[Source data]

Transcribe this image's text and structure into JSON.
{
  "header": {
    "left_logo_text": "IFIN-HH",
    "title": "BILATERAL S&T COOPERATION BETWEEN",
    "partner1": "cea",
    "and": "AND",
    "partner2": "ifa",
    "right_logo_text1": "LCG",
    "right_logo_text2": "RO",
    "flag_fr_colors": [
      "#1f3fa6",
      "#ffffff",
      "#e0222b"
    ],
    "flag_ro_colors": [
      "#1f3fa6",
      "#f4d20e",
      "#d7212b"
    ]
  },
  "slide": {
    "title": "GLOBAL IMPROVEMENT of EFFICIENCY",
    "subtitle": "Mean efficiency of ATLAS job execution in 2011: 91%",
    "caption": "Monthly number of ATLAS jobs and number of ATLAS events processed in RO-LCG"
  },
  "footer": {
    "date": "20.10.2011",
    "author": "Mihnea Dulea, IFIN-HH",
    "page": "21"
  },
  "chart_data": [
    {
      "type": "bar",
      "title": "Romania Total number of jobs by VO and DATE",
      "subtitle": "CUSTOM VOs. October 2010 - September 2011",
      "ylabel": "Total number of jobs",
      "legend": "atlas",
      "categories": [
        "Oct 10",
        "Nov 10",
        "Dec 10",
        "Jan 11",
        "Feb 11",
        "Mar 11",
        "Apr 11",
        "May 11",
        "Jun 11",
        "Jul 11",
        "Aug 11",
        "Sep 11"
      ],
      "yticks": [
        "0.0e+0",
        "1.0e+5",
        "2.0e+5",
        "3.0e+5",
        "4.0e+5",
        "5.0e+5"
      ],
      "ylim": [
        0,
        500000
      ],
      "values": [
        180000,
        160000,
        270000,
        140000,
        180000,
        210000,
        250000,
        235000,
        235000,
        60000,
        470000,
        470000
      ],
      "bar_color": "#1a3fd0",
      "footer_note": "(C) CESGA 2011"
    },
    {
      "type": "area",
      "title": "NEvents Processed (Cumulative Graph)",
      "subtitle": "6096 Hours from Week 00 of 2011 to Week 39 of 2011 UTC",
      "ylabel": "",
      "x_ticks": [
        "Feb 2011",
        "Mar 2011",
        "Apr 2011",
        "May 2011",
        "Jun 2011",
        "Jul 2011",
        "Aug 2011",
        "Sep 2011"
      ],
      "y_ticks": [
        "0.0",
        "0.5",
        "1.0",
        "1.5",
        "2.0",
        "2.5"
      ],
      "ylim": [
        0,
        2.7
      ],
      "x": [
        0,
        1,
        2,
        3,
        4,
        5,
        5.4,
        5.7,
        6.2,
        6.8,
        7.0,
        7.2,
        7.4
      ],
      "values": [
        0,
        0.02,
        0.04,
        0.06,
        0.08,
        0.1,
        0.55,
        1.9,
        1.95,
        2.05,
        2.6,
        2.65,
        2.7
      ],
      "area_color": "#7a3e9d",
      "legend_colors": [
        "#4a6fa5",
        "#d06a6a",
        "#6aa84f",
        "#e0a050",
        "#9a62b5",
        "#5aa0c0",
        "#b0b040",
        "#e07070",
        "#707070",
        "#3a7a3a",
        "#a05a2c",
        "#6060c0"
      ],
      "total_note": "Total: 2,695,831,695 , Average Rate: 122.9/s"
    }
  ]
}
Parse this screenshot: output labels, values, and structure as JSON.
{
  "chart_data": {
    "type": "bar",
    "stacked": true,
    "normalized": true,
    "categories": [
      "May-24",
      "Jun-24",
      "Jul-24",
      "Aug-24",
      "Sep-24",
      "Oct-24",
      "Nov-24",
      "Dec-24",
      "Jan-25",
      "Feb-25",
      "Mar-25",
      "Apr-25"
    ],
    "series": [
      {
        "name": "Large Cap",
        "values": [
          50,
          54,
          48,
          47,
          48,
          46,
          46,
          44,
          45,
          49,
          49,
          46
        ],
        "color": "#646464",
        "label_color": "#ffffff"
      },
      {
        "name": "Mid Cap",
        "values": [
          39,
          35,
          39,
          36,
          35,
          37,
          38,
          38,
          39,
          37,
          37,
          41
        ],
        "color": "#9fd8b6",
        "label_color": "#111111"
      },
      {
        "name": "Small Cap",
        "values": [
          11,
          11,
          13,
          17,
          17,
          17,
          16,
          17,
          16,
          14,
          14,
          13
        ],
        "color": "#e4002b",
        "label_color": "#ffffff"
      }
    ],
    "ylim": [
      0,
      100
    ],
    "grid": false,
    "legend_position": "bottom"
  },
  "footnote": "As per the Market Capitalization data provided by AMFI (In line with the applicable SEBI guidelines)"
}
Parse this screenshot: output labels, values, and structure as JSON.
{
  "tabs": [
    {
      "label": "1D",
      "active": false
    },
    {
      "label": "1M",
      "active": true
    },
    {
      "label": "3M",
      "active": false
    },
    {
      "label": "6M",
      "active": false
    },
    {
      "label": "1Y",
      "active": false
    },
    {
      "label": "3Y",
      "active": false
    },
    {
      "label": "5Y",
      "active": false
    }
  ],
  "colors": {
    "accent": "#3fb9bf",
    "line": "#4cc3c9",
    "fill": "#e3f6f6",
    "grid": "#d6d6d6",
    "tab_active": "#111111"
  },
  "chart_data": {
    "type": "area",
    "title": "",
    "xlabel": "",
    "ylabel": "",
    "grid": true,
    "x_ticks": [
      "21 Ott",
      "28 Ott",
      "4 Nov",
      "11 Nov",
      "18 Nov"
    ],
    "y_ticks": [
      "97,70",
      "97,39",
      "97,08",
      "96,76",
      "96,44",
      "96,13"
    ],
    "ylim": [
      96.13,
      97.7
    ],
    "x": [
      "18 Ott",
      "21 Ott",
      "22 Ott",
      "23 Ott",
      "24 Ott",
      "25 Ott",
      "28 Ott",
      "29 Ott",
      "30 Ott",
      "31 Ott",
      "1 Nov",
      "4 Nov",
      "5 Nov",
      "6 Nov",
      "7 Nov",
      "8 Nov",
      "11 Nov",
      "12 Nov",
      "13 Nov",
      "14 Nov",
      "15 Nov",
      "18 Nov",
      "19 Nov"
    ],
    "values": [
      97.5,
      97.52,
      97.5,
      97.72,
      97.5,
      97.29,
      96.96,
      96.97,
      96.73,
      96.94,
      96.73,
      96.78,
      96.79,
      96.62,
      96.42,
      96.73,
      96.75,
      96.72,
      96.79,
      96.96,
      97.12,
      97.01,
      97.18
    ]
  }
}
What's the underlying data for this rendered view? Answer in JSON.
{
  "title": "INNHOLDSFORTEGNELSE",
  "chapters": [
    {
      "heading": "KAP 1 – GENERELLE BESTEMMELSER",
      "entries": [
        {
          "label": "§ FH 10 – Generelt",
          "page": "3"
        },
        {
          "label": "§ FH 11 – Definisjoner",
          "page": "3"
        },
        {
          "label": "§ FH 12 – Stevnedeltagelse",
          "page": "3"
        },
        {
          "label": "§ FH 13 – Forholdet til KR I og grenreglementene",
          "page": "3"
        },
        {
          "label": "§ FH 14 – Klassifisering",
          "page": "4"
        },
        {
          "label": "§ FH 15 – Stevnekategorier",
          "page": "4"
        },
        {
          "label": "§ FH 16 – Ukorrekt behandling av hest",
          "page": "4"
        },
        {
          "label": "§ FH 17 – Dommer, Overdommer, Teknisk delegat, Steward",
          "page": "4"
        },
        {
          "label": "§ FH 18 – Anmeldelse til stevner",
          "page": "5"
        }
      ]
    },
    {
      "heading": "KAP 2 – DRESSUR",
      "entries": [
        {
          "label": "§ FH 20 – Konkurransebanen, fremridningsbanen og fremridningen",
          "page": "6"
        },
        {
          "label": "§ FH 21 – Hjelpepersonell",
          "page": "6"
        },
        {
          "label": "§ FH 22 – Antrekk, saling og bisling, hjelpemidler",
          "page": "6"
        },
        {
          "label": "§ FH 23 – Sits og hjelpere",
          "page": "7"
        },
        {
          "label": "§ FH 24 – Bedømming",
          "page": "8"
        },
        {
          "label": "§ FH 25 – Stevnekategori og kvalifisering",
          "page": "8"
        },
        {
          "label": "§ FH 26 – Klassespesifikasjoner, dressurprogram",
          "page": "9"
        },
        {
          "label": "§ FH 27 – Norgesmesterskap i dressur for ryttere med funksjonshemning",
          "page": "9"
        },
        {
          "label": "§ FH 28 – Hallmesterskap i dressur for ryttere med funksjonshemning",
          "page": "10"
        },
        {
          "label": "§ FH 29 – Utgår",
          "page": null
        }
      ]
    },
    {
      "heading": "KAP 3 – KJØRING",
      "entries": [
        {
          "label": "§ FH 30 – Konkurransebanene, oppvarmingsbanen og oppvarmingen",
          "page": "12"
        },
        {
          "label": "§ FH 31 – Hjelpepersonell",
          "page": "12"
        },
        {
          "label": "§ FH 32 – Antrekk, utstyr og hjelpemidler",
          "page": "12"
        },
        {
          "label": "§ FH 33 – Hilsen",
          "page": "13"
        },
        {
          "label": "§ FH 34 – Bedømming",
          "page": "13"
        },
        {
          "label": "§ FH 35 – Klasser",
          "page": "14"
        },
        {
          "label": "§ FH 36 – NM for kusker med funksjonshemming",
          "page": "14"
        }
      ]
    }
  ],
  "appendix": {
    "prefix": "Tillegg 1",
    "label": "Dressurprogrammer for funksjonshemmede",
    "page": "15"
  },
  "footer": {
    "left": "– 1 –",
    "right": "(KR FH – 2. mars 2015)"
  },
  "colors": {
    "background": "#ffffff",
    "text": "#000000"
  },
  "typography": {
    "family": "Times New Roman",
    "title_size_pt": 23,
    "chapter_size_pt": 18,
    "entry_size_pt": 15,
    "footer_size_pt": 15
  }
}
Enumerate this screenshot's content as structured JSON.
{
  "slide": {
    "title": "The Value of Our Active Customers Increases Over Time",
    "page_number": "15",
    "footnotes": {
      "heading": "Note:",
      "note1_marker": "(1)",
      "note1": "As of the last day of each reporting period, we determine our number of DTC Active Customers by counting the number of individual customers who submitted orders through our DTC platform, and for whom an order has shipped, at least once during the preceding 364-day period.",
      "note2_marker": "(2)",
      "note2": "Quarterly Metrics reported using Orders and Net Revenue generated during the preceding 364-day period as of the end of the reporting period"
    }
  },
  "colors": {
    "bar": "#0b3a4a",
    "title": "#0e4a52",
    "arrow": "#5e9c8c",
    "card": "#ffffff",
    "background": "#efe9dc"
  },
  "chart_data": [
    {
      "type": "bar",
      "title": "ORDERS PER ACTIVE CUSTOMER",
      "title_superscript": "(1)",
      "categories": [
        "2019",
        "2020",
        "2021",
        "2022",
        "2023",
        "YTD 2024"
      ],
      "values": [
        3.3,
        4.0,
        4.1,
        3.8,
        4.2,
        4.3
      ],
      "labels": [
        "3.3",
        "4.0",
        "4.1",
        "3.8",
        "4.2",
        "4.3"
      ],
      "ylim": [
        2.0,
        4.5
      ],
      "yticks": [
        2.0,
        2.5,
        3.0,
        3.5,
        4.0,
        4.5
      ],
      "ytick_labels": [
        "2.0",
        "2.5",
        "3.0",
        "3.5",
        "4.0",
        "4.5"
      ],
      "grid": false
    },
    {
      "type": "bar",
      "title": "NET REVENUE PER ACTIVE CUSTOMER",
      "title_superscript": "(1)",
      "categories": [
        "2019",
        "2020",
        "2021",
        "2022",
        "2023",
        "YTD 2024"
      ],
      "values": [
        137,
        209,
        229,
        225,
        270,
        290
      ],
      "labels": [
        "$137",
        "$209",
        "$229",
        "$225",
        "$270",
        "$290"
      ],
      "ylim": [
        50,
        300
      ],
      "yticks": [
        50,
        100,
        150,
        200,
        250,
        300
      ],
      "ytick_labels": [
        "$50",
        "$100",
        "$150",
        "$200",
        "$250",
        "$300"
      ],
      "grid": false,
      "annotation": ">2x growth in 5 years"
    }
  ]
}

» **Given task**: Find the word "JSON" in the data and copy out each line where it turns up.

» **Output for this exercise**:
Transcribe this image's text and structure into JSON.
Parse this screenshot: output labels, values, and structure as JSON.
Parse this screenshot: output labels, values, and structure as JSON.
What's the underlying data for this rendered view? Answer in JSON.
Enumerate this screenshot's content as structured JSON.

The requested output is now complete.